*Problem:*
Reproduce each line exactly, including spacing and punctuation.

↓

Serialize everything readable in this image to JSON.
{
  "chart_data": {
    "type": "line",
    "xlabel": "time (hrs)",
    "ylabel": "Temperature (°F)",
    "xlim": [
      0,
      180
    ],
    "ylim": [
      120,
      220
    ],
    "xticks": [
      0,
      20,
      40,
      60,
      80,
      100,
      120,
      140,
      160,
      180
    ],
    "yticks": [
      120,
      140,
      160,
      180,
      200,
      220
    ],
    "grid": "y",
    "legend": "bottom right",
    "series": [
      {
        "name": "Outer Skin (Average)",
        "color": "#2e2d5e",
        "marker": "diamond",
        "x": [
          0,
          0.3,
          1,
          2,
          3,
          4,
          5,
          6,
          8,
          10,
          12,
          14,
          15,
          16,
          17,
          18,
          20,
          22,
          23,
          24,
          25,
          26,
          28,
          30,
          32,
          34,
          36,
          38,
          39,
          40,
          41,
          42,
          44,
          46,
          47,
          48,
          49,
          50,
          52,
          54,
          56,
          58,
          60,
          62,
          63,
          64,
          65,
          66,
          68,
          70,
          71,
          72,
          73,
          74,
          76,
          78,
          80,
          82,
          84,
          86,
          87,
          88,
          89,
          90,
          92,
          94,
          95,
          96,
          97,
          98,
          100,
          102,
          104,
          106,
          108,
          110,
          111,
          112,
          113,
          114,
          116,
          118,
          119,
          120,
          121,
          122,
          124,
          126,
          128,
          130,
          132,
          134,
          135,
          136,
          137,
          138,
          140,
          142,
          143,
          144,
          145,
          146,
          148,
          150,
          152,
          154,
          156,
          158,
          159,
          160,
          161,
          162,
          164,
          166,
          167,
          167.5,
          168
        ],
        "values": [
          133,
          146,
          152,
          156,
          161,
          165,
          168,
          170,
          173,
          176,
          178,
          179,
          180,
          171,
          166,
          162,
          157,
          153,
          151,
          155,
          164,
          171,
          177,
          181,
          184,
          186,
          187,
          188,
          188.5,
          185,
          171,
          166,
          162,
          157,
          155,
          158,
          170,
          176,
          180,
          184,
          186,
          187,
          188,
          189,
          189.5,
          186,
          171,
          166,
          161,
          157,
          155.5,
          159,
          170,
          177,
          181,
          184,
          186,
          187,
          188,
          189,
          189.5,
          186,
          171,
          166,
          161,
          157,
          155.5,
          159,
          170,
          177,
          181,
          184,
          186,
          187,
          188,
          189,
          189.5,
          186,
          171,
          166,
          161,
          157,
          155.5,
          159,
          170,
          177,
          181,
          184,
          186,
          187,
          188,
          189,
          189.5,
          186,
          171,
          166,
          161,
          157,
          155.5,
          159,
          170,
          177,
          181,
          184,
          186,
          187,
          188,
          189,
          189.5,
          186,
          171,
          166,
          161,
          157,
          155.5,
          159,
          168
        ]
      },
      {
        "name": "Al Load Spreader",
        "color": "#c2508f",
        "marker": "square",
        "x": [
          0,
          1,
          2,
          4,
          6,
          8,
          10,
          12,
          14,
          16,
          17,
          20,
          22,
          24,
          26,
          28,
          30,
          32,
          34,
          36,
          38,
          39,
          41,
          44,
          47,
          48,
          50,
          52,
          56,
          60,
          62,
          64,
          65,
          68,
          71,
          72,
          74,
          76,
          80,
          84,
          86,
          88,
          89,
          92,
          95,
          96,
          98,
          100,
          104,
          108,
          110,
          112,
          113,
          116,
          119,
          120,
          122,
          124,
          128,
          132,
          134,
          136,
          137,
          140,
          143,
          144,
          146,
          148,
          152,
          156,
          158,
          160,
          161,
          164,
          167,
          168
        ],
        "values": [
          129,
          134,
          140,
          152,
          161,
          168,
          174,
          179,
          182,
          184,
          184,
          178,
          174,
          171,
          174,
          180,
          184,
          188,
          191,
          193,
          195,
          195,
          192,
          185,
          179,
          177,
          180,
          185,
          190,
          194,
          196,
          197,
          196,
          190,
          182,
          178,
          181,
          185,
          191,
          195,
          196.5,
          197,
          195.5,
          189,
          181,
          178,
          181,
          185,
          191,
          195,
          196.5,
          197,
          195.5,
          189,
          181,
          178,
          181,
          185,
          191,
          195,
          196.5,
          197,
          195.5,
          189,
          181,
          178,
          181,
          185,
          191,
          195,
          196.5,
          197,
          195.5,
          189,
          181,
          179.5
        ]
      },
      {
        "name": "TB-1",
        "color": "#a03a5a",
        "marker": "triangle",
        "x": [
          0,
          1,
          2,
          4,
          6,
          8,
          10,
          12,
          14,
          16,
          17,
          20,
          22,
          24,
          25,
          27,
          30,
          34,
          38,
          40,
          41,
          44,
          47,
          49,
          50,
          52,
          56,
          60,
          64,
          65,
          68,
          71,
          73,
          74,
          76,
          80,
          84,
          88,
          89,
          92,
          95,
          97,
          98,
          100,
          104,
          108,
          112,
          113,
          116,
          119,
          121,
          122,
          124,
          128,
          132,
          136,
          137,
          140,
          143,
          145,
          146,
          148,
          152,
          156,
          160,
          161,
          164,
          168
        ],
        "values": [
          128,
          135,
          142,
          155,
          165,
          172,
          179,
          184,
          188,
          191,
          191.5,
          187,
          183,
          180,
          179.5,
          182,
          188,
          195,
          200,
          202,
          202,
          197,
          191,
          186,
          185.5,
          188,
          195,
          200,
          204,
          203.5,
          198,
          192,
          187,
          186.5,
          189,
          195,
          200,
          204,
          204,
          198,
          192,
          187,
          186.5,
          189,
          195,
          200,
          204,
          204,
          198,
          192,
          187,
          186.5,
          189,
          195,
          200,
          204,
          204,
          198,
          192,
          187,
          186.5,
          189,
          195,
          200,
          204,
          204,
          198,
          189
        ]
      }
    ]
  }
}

↑

*Solution:*
Serialize everything readable in this image to JSON.
{
  "chart_data": {
    "type": "line",
    "xlabel": "time (hrs)",
    "ylabel": "Temperature (°F)",
    "xlim": [
      0,
      180
    ],
    "ylim": [
      120,
      220
    ],
    "xticks": [
      0,
      20,
      40,
      60,
      80,
      100,
      120,
      140,
      160,
      180
    ],
    "yticks": [
      120,
      140,
      160,
      180,
      200,
      220
    ],
    "grid": "y",
    "legend": "bottom right",
    "series": [
      {
        "name": "Outer Skin (Average)",
        "color": "#2e2d5e",
        "marker": "diamond",
        "x": [
          0,
          0.3,
          1,
          2,
          3,
          4,
          5,
          6,
          8,
          10,
          12,
          14,
          15,
          16,
          17,
          18,
          20,
          22,
          23,
          24,
          25,
          26,
          28,
          30,
          32,
          34,
          36,
          38,
          39,
          40,
          41,
          42,
          44,
          46,
          47,
          48,
          49,
          50,
          52,
          54,
          56,
          58,
          60,
          62,
          63,
          64,
          65,
          66,
          68,
          70,
          71,
          72,
          73,
          74,
          76,
          78,
          80,
          82,
          84,
          86,
          87,
          88,
          89,
          90,
          92,
          94,
          95,
          96,
          97,
          98,
          100,
          102,
          104,
          106,
          108,
          110,
          111,
          112,
          113,
          114,
          116,
          118,
          119,
          120,
          121,
          122,
          124,
          126,
          128,
          130,
          132,
          134,
          135,
          136,
          137,
          138,
          140,
          142,
          143,
          144,
          145,
          146,
          148,
          150,
          152,
          154,
          156,
          158,
          159,
          160,
          161,
          162,
          164,
          166,
          167,
          167.5,
          168
        ],
        "values": [
          133,
          146,
          152,
          156,
          161,
          165,
          168,
          170,
          173,
          176,
          178,
          179,
          180,
          171,
          166,
          162,
          157,
          153,
          151,
          155,
          164,
          171,
          177,
          181,
          184,
          186,
          187,
          188,
          188.5,
          185,
          171,
          166,
          162,
          157,
          155,
          158,
          170,
          176,
          180,
          184,
          186,
          187,
          188,
          189,
          189.5,
          186,
          171,
          166,
          161,
          157,
          155.5,
          159,
          170,
          177,
          181,
          184,
          186,
          187,
          188,
          189,
          189.5,
          186,
          171,
          166,
          161,
          157,
          155.5,
          159,
          170,
          177,
          181,
          184,
          186,
          187,
          188,
          189,
          189.5,
          186,
          171,
          166,
          161,
          157,
          155.5,
          159,
          170,
          177,
          181,
          184,
          186,
          187,
          188,
          189,
          189.5,
          186,
          171,
          166,
          161,
          157,
          155.5,
          159,
          170,
          177,
          181,
          184,
          186,
          187,
          188,
          189,
          189.5,
          186,
          171,
          166,
          161,
          157,
          155.5,
          159,
          168
        ]
      },
      {
        "name": "Al Load Spreader",
        "color": "#c2508f",
        "marker": "square",
        "x": [
          0,
          1,
          2,
          4,
          6,
          8,
          10,
          12,
          14,
          16,
          17,
          20,
          22,
          24,
          26,
          28,
          30,
          32,
          34,
          36,
          38,
          39,
          41,
          44,
          47,
          48,
          50,
          52,
          56,
          60,
          62,
          64,
          65,
          68,
          71,
          72,
          74,
          76,
          80,
          84,
          86,
          88,
          89,
          92,
          95,
          96,
          98,
          100,
          104,
          108,
          110,
          112,
          113,
          116,
          119,
          120,
          122,
          124,
          128,
          132,
          134,
          136,
          137,
          140,
          143,
          144,
          146,
          148,
          152,
          156,
          158,
          160,
          161,
          164,
          167,
          168
        ],
        "values": [
          129,
          134,
          140,
          152,
          161,
          168,
          174,
          179,
          182,
          184,
          184,
          178,
          174,
          171,
          174,
          180,
          184,
          188,
          191,
          193,
          195,
          195,
          192,
          185,
          179,
          177,
          180,
          185,
          190,
          194,
          196,
          197,
          196,
          190,
          182,
          178,
          181,
          185,
          191,
          195,
          196.5,
          197,
          195.5,
          189,
          181,
          178,
          181,
          185,
          191,
          195,
          196.5,
          197,
          195.5,
          189,
          181,
          178,
          181,
          185,
          191,
          195,
          196.5,
          197,
          195.5,
          189,
          181,
          178,
          181,
          185,
          191,
          195,
          196.5,
          197,
          195.5,
          189,
          181,
          179.5
        ]
      },
      {
        "name": "TB-1",
        "color": "#a03a5a",
        "marker": "triangle",
        "x": [
          0,
          1,
          2,
          4,
          6,
          8,
          10,
          12,
          14,
          16,
          17,
          20,
          22,
          24,
          25,
          27,
          30,
          34,
          38,
          40,
          41,
          44,
          47,
          49,
          50,
          52,
          56,
          60,
          64,
          65,
          68,
          71,
          73,
          74,
          76,
          80,
          84,
          88,
          89,
          92,
          95,
          97,
          98,
          100,
          104,
          108,
          112,
          113,
          116,
          119,
          121,
          122,
          124,
          128,
          132,
          136,
          137,
          140,
          143,
          145,
          146,
          148,
          152,
          156,
          160,
          161,
          164,
          168
        ],
        "values": [
          128,
          135,
          142,
          155,
          165,
          172,
          179,
          184,
          188,
          191,
          191.5,
          187,
          183,
          180,
          179.5,
          182,
          188,
          195,
          200,
          202,
          202,
          197,
          191,
          186,
          185.5,
          188,
          195,
          200,
          204,
          203.5,
          198,
          192,
          187,
          186.5,
          189,
          195,
          200,
          204,
          204,
          198,
          192,
          187,
          186.5,
          189,
          195,
          200,
          204,
          204,
          198,
          192,
          187,
          186.5,
          189,
          195,
          200,
          204,
          204,
          198,
          192,
          187,
          186.5,
          189,
          195,
          200,
          204,
          204,
          198,
          189
        ]
      }
    ]
  }
}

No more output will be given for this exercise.